* **Passage to read**:
———
Nine-year-old Andrew Hedberg of Southington, walked downstairs with his eyes closed in anticipation of seeing his newly renovated room. With friends and family by his side, Andrew opened his eyes in excitement during the unveiling of a nautical themed room, equipped with a foosball table, a flat screen TV, a popcorn machine and a pool table, along with new furniture.
“I can tell I’m going to be down here a lot,” said Andrew, as he looked around his new room. “This is everything I wanted.”
For Andrew, seeing his new room was a wish-come-true—a wish made possible through the partnership between FrontStreet Facility Solutions and Make-A-Wish Connecticut. FrontStreet Facility Solutions, a maintenance and management company in Trumbull, partnered with Make-A-Wish to help execute the project through painting services, heating vents, ceiling tile replacement/repainting, lighting and carpet installation. FrontStreet also helped provide in-kind donations for tables, a television, surround sound, hardware and game tables.
“I wanted this because I knew this would be with me forever,” said Andrew, adding that choosing a new room was more memorable for him than taking a trip to Disney World, which he would not be able to keep. “I wanted this for a long time.”
“I have not seen him this happy in a long time—he’s glowing,” said Andrew’s mother Karen.
In January 2012, Andrew was diagnosed with Osteosarcoma, a type of bone cancer that mostly occurs in children and young adults, according to the American Cancer Society. After undergoing chemotherapy and surgery, Andrew is back on track now. Karen said her son’s life is back to normal, as he just started golfing and swimming.
“He’s cancer-free,” said Karen, adding that Andrew is still under surveillance every six months. “We’re grateful he’s doing well and happy and getting back to life.”
“He’s a brave man,” added Lori Foligno, Andrew’s aunt, who joined friends and family during the unveiling of the renovated room. “He got us through all of this through that great smile.”
During a celebration held last week, Andrew showed his friends the new room, which will serve as their hang-out area. The project started April 21, and was completed in about a week. The West Hartford Olive Garden provided complimentary catering for the celebration after hearing about Andrew’s wish and love for pasta.
Andrew said he felt grateful for having the opportunity to share his longing of a new room with the Make-A-Wish Foundation of Connecticut, which grants the wishes of children with life-threatening medical conditions to give them strength, hope and joy.
“It’s just so amazing what Make-A-Wish can do—it changed my life,” said Andrew, adding that choosing a nautical theme for his room was a no-brainer because he loves the beach.
———
* **Record excerpts**:
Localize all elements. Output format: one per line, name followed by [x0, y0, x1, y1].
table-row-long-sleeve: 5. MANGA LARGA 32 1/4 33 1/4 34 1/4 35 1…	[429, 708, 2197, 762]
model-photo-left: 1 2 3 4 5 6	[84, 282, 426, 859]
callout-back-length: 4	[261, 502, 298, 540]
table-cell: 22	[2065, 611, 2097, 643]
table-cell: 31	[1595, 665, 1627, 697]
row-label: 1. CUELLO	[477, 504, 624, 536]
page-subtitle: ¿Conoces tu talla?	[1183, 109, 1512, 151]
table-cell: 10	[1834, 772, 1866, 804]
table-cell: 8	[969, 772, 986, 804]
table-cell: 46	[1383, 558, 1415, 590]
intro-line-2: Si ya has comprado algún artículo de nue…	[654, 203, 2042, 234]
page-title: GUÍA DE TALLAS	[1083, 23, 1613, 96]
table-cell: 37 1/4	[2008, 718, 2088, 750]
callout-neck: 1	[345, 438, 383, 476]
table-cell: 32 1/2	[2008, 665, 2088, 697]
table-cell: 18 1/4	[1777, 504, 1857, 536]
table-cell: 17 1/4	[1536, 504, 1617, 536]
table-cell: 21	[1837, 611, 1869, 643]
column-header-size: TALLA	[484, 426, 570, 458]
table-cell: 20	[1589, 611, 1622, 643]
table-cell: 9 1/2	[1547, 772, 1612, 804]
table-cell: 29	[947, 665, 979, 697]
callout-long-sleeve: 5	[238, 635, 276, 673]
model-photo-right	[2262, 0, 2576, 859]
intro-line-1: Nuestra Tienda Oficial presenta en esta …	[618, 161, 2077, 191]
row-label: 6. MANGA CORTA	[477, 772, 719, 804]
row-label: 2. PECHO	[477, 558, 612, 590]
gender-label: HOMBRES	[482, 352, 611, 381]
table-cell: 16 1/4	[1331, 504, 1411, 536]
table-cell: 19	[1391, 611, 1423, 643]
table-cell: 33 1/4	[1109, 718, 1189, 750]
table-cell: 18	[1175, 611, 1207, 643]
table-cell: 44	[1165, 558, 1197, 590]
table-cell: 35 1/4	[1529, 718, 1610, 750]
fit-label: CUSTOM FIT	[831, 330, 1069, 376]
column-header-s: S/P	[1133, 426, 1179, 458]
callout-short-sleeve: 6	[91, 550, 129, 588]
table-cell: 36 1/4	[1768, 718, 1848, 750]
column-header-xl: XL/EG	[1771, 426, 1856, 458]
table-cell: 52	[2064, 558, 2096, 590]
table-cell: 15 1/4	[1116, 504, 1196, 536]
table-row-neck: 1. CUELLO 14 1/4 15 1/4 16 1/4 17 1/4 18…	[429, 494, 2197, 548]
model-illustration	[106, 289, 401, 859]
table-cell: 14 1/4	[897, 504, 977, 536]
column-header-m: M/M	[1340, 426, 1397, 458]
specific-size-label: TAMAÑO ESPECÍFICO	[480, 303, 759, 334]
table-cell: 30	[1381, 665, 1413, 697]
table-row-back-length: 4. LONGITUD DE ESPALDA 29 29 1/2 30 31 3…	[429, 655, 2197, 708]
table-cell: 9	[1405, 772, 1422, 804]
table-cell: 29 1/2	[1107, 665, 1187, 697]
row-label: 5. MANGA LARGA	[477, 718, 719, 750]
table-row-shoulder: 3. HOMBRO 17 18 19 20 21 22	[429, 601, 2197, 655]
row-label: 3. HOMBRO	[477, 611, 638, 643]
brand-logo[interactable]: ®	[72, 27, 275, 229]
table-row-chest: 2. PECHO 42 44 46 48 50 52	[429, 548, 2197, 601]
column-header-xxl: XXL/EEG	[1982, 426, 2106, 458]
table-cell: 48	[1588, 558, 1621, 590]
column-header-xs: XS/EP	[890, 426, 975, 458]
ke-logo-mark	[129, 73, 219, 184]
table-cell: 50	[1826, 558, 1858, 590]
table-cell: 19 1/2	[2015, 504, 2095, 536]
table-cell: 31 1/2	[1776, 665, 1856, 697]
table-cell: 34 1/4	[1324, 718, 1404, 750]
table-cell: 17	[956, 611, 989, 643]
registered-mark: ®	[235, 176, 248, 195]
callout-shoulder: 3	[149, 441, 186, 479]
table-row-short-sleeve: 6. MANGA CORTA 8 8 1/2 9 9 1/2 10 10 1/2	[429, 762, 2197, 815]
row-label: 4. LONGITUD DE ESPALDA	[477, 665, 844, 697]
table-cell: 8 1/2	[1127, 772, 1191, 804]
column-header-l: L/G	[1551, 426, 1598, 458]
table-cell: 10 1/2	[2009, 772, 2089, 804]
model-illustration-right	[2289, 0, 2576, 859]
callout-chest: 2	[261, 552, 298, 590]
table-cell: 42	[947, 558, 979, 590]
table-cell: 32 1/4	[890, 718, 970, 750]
———
* **About this task**:
From the article above about Andrew's room renovation, reproduce word for word the passage that opens with the words containing "For Andrew, seeing" and closes with "Andrew’s mother Karen.".

* **Finished exercise**:
For Andrew, seeing his new room was a wish-come-true—a wish made possible through the partnership between FrontStreet Facility Solutions and Make-A-Wish Connecticut. FrontStreet Facility Solutions, a maintenance and management company in Trumbull, partnered with Make-A-Wish to help execute the project through painting services, heating vents, ceiling tile replacement/repainting, lighting and carpet installation. FrontStreet also helped provide in-kind donations for tables, a television, surround sound, hardware and game tables.
“I wanted this because I knew this would be with me forever,” said Andrew, adding that choosing a new room was more memorable for him than taking a trip to Disney World, which he would not be able to keep. “I wanted this for a long time.”
“I have not seen him this happy in a long time—he’s glowing,” said Andrew’s mother Karen.